OBJECTIVE: Reproduce all of the data that follows, character for character.

GIVEN RECORDS:

========================================================================

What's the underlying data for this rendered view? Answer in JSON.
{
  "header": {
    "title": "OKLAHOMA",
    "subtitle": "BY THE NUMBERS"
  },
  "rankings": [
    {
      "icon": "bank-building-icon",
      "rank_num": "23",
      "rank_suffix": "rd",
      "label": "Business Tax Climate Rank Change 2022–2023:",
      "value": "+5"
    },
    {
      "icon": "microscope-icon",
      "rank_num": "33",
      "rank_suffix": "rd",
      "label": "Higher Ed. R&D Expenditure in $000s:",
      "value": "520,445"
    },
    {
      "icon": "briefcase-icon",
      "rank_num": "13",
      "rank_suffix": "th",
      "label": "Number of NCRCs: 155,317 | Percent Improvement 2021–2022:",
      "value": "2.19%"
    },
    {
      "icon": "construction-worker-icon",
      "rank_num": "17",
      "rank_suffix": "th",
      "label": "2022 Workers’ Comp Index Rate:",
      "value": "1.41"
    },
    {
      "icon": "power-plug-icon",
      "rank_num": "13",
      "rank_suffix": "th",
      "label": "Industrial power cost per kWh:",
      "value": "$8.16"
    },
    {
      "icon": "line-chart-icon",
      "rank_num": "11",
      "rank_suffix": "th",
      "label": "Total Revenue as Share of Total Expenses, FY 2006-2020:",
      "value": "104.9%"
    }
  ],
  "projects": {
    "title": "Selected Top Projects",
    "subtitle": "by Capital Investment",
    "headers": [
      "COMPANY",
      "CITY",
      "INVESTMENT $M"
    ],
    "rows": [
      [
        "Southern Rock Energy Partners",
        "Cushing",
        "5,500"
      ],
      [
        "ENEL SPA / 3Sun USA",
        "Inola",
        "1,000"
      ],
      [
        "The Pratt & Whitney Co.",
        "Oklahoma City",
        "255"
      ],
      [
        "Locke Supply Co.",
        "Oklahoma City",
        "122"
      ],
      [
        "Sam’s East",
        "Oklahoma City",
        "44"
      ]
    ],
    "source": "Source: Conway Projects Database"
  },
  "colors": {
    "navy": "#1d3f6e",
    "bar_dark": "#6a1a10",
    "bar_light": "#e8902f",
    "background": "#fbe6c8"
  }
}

========================================================================

RESULT OF THE EXERCISE:
What's the underlying data for this rendered view? Answer in JSON.
{
  "header": {
    "title": "OKLAHOMA",
    "subtitle": "BY THE NUMBERS"
  },
  "rankings": [
    {
      "icon": "bank-building-icon",
      "rank_num": "23",
      "rank_suffix": "rd",
      "label": "Business Tax Climate Rank Change 2022–2023:",
      "value": "+5"
    },
    {
      "icon": "microscope-icon",
      "rank_num": "33",
      "rank_suffix": "rd",
      "label": "Higher Ed. R&D Expenditure in $000s:",
      "value": "520,445"
    },
    {
      "icon": "briefcase-icon",
      "rank_num": "13",
      "rank_suffix": "th",
      "label": "Number of NCRCs: 155,317 | Percent Improvement 2021–2022:",
      "value": "2.19%"
    },
    {
      "icon": "construction-worker-icon",
      "rank_num": "17",
      "rank_suffix": "th",
      "label": "2022 Workers’ Comp Index Rate:",
      "value": "1.41"
    },
    {
      "icon": "power-plug-icon",
      "rank_num": "13",
      "rank_suffix": "th",
      "label": "Industrial power cost per kWh:",
      "value": "$8.16"
    },
    {
      "icon": "line-chart-icon",
      "rank_num": "11",
      "rank_suffix": "th",
      "label": "Total Revenue as Share of Total Expenses, FY 2006-2020:",
      "value": "104.9%"
    }
  ],
  "projects": {
    "title": "Selected Top Projects",
    "subtitle": "by Capital Investment",
    "headers": [
      "COMPANY",
      "CITY",
      "INVESTMENT $M"
    ],
    "rows": [
      [
        "Southern Rock Energy Partners",
        "Cushing",
        "5,500"
      ],
      [
        "ENEL SPA / 3Sun USA",
        "Inola",
        "1,000"
      ],
      [
        "The Pratt & Whitney Co.",
        "Oklahoma City",
        "255"
      ],
      [
        "Locke Supply Co.",
        "Oklahoma City",
        "122"
      ],
      [
        "Sam’s East",
        "Oklahoma City",
        "44"
      ]
    ],
    "source": "Source: Conway Projects Database"
  },
  "colors": {
    "navy": "#1d3f6e",
    "bar_dark": "#6a1a10",
    "bar_light": "#e8902f",
    "background": "#fbe6c8"
  }
}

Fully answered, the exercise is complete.